Goal - Show every line in the entries below where the word "sthl" appears.
.....
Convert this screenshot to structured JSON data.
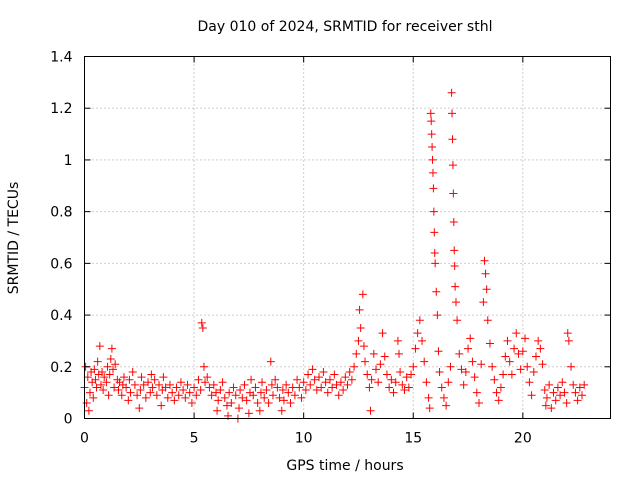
{
  "chart_data": {
    "type": "scatter",
    "title": "Day 010 of 2024, SRMTID for receiver sthl",
    "xlabel": "GPS time / hours",
    "ylabel": "SRMTID / TECUs",
    "xlim": [
      0,
      24
    ],
    "ylim": [
      0,
      1.4
    ],
    "xticks": [
      0,
      5,
      10,
      15,
      20
    ],
    "xtick_labels": [
      "0",
      "5",
      "10",
      "15",
      "20"
    ],
    "yticks": [
      0,
      0.2,
      0.4,
      0.6,
      0.8,
      1.0,
      1.2,
      1.4
    ],
    "ytick_labels": [
      "0",
      "0.2",
      "0.4",
      "0.6",
      "0.8",
      "1",
      "1.2",
      "1.4"
    ],
    "grid": true,
    "marker": "+",
    "color": "#ff0000",
    "series": [
      {
        "name": "sthl",
        "points": [
          [
            0.0,
            0.12
          ],
          [
            0.05,
            0.2
          ],
          [
            0.1,
            0.06
          ],
          [
            0.15,
            0.16
          ],
          [
            0.2,
            0.03
          ],
          [
            0.25,
            0.1
          ],
          [
            0.3,
            0.18
          ],
          [
            0.35,
            0.14
          ],
          [
            0.4,
            0.08
          ],
          [
            0.45,
            0.19
          ],
          [
            0.5,
            0.15
          ],
          [
            0.55,
            0.12
          ],
          [
            0.6,
            0.22
          ],
          [
            0.65,
            0.17
          ],
          [
            0.7,
            0.28
          ],
          [
            0.75,
            0.13
          ],
          [
            0.8,
            0.18
          ],
          [
            0.85,
            0.11
          ],
          [
            0.9,
            0.16
          ],
          [
            1.0,
            0.14
          ],
          [
            1.05,
            0.2
          ],
          [
            1.1,
            0.09
          ],
          [
            1.15,
            0.17
          ],
          [
            1.2,
            0.23
          ],
          [
            1.25,
            0.27
          ],
          [
            1.3,
            0.19
          ],
          [
            1.35,
            0.12
          ],
          [
            1.4,
            0.21
          ],
          [
            1.5,
            0.15
          ],
          [
            1.55,
            0.11
          ],
          [
            1.6,
            0.14
          ],
          [
            1.7,
            0.09
          ],
          [
            1.75,
            0.13
          ],
          [
            1.8,
            0.16
          ],
          [
            1.9,
            0.12
          ],
          [
            2.0,
            0.07
          ],
          [
            2.05,
            0.15
          ],
          [
            2.1,
            0.1
          ],
          [
            2.2,
            0.18
          ],
          [
            2.3,
            0.13
          ],
          [
            2.4,
            0.09
          ],
          [
            2.5,
            0.04
          ],
          [
            2.55,
            0.11
          ],
          [
            2.6,
            0.16
          ],
          [
            2.7,
            0.13
          ],
          [
            2.8,
            0.08
          ],
          [
            2.9,
            0.14
          ],
          [
            3.0,
            0.1
          ],
          [
            3.05,
            0.17
          ],
          [
            3.1,
            0.12
          ],
          [
            3.2,
            0.15
          ],
          [
            3.3,
            0.09
          ],
          [
            3.4,
            0.13
          ],
          [
            3.5,
            0.05
          ],
          [
            3.55,
            0.11
          ],
          [
            3.6,
            0.16
          ],
          [
            3.7,
            0.12
          ],
          [
            3.8,
            0.08
          ],
          [
            3.9,
            0.13
          ],
          [
            4.0,
            0.1
          ],
          [
            4.1,
            0.07
          ],
          [
            4.2,
            0.12
          ],
          [
            4.3,
            0.09
          ],
          [
            4.4,
            0.14
          ],
          [
            4.5,
            0.11
          ],
          [
            4.6,
            0.08
          ],
          [
            4.7,
            0.13
          ],
          [
            4.8,
            0.1
          ],
          [
            4.9,
            0.06
          ],
          [
            5.0,
            0.12
          ],
          [
            5.1,
            0.09
          ],
          [
            5.2,
            0.15
          ],
          [
            5.3,
            0.11
          ],
          [
            5.35,
            0.37
          ],
          [
            5.4,
            0.35
          ],
          [
            5.45,
            0.2
          ],
          [
            5.5,
            0.14
          ],
          [
            5.6,
            0.16
          ],
          [
            5.7,
            0.12
          ],
          [
            5.8,
            0.09
          ],
          [
            5.9,
            0.13
          ],
          [
            6.0,
            0.1
          ],
          [
            6.05,
            0.03
          ],
          [
            6.1,
            0.07
          ],
          [
            6.2,
            0.11
          ],
          [
            6.3,
            0.14
          ],
          [
            6.4,
            0.08
          ],
          [
            6.5,
            0.05
          ],
          [
            6.55,
            0.01
          ],
          [
            6.6,
            0.1
          ],
          [
            6.7,
            0.06
          ],
          [
            6.8,
            0.12
          ],
          [
            6.9,
            0.09
          ],
          [
            7.0,
            0.0
          ],
          [
            7.05,
            0.04
          ],
          [
            7.1,
            0.11
          ],
          [
            7.2,
            0.08
          ],
          [
            7.3,
            0.13
          ],
          [
            7.4,
            0.07
          ],
          [
            7.5,
            0.02
          ],
          [
            7.55,
            0.1
          ],
          [
            7.6,
            0.15
          ],
          [
            7.7,
            0.09
          ],
          [
            7.8,
            0.12
          ],
          [
            7.9,
            0.06
          ],
          [
            8.0,
            0.03
          ],
          [
            8.05,
            0.1
          ],
          [
            8.1,
            0.14
          ],
          [
            8.2,
            0.08
          ],
          [
            8.3,
            0.11
          ],
          [
            8.4,
            0.06
          ],
          [
            8.5,
            0.22
          ],
          [
            8.55,
            0.13
          ],
          [
            8.6,
            0.09
          ],
          [
            8.7,
            0.15
          ],
          [
            8.8,
            0.12
          ],
          [
            8.9,
            0.08
          ],
          [
            9.0,
            0.03
          ],
          [
            9.05,
            0.11
          ],
          [
            9.1,
            0.07
          ],
          [
            9.2,
            0.13
          ],
          [
            9.3,
            0.1
          ],
          [
            9.4,
            0.06
          ],
          [
            9.5,
            0.12
          ],
          [
            9.6,
            0.09
          ],
          [
            9.7,
            0.15
          ],
          [
            9.8,
            0.12
          ],
          [
            9.9,
            0.08
          ],
          [
            10.0,
            0.14
          ],
          [
            10.1,
            0.11
          ],
          [
            10.2,
            0.17
          ],
          [
            10.3,
            0.13
          ],
          [
            10.4,
            0.19
          ],
          [
            10.5,
            0.15
          ],
          [
            10.6,
            0.11
          ],
          [
            10.7,
            0.16
          ],
          [
            10.8,
            0.12
          ],
          [
            10.9,
            0.18
          ],
          [
            11.0,
            0.14
          ],
          [
            11.1,
            0.1
          ],
          [
            11.2,
            0.15
          ],
          [
            11.3,
            0.12
          ],
          [
            11.4,
            0.17
          ],
          [
            11.5,
            0.13
          ],
          [
            11.6,
            0.09
          ],
          [
            11.7,
            0.14
          ],
          [
            11.8,
            0.11
          ],
          [
            11.9,
            0.16
          ],
          [
            12.0,
            0.13
          ],
          [
            12.1,
            0.18
          ],
          [
            12.2,
            0.15
          ],
          [
            12.3,
            0.2
          ],
          [
            12.4,
            0.25
          ],
          [
            12.5,
            0.3
          ],
          [
            12.55,
            0.42
          ],
          [
            12.6,
            0.35
          ],
          [
            12.7,
            0.48
          ],
          [
            12.75,
            0.28
          ],
          [
            12.8,
            0.22
          ],
          [
            12.9,
            0.17
          ],
          [
            13.0,
            0.12
          ],
          [
            13.05,
            0.03
          ],
          [
            13.1,
            0.15
          ],
          [
            13.2,
            0.25
          ],
          [
            13.3,
            0.19
          ],
          [
            13.4,
            0.14
          ],
          [
            13.5,
            0.21
          ],
          [
            13.6,
            0.33
          ],
          [
            13.7,
            0.24
          ],
          [
            13.8,
            0.17
          ],
          [
            13.9,
            0.12
          ],
          [
            14.0,
            0.15
          ],
          [
            14.1,
            0.1
          ],
          [
            14.2,
            0.14
          ],
          [
            14.3,
            0.3
          ],
          [
            14.35,
            0.25
          ],
          [
            14.4,
            0.18
          ],
          [
            14.5,
            0.13
          ],
          [
            14.6,
            0.11
          ],
          [
            14.7,
            0.16
          ],
          [
            14.8,
            0.12
          ],
          [
            14.9,
            0.17
          ],
          [
            15.0,
            0.2
          ],
          [
            15.1,
            0.27
          ],
          [
            15.2,
            0.33
          ],
          [
            15.3,
            0.38
          ],
          [
            15.4,
            0.3
          ],
          [
            15.5,
            0.22
          ],
          [
            15.6,
            0.14
          ],
          [
            15.7,
            0.08
          ],
          [
            15.75,
            0.04
          ],
          [
            15.8,
            1.18
          ],
          [
            15.82,
            1.15
          ],
          [
            15.84,
            1.1
          ],
          [
            15.86,
            1.05
          ],
          [
            15.88,
            1.0
          ],
          [
            15.9,
            0.95
          ],
          [
            15.92,
            0.89
          ],
          [
            15.94,
            0.8
          ],
          [
            15.96,
            0.72
          ],
          [
            15.98,
            0.64
          ],
          [
            16.0,
            0.6
          ],
          [
            16.05,
            0.49
          ],
          [
            16.1,
            0.4
          ],
          [
            16.15,
            0.26
          ],
          [
            16.2,
            0.18
          ],
          [
            16.3,
            0.12
          ],
          [
            16.4,
            0.08
          ],
          [
            16.5,
            0.05
          ],
          [
            16.6,
            0.14
          ],
          [
            16.7,
            0.2
          ],
          [
            16.75,
            1.26
          ],
          [
            16.77,
            1.18
          ],
          [
            16.79,
            1.08
          ],
          [
            16.81,
            0.98
          ],
          [
            16.83,
            0.87
          ],
          [
            16.85,
            0.76
          ],
          [
            16.87,
            0.65
          ],
          [
            16.89,
            0.59
          ],
          [
            16.91,
            0.51
          ],
          [
            16.95,
            0.45
          ],
          [
            17.0,
            0.38
          ],
          [
            17.1,
            0.25
          ],
          [
            17.2,
            0.19
          ],
          [
            17.3,
            0.13
          ],
          [
            17.4,
            0.18
          ],
          [
            17.5,
            0.27
          ],
          [
            17.6,
            0.31
          ],
          [
            17.7,
            0.22
          ],
          [
            17.8,
            0.16
          ],
          [
            17.9,
            0.1
          ],
          [
            18.0,
            0.06
          ],
          [
            18.1,
            0.21
          ],
          [
            18.2,
            0.45
          ],
          [
            18.25,
            0.61
          ],
          [
            18.3,
            0.56
          ],
          [
            18.35,
            0.5
          ],
          [
            18.4,
            0.38
          ],
          [
            18.5,
            0.29
          ],
          [
            18.6,
            0.2
          ],
          [
            18.7,
            0.15
          ],
          [
            18.8,
            0.1
          ],
          [
            18.9,
            0.07
          ],
          [
            19.0,
            0.12
          ],
          [
            19.1,
            0.17
          ],
          [
            19.2,
            0.24
          ],
          [
            19.3,
            0.3
          ],
          [
            19.4,
            0.22
          ],
          [
            19.5,
            0.17
          ],
          [
            19.6,
            0.27
          ],
          [
            19.7,
            0.33
          ],
          [
            19.8,
            0.25
          ],
          [
            19.9,
            0.19
          ],
          [
            20.0,
            0.26
          ],
          [
            20.1,
            0.31
          ],
          [
            20.2,
            0.2
          ],
          [
            20.3,
            0.14
          ],
          [
            20.4,
            0.09
          ],
          [
            20.5,
            0.18
          ],
          [
            20.6,
            0.24
          ],
          [
            20.7,
            0.3
          ],
          [
            20.8,
            0.27
          ],
          [
            20.9,
            0.21
          ],
          [
            21.0,
            0.11
          ],
          [
            21.05,
            0.05
          ],
          [
            21.1,
            0.08
          ],
          [
            21.2,
            0.13
          ],
          [
            21.3,
            0.04
          ],
          [
            21.4,
            0.1
          ],
          [
            21.5,
            0.07
          ],
          [
            21.6,
            0.12
          ],
          [
            21.7,
            0.09
          ],
          [
            21.8,
            0.14
          ],
          [
            21.9,
            0.1
          ],
          [
            22.0,
            0.06
          ],
          [
            22.05,
            0.33
          ],
          [
            22.1,
            0.3
          ],
          [
            22.2,
            0.2
          ],
          [
            22.3,
            0.13
          ],
          [
            22.4,
            0.1
          ],
          [
            22.5,
            0.07
          ],
          [
            22.6,
            0.12
          ],
          [
            22.7,
            0.09
          ],
          [
            22.8,
            0.13
          ]
        ]
      }
    ]
  }
}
.....
Response to this exercise -
    "title": "Day 010 of 2024, SRMTID for receiver sthl",
        "name": "sthl",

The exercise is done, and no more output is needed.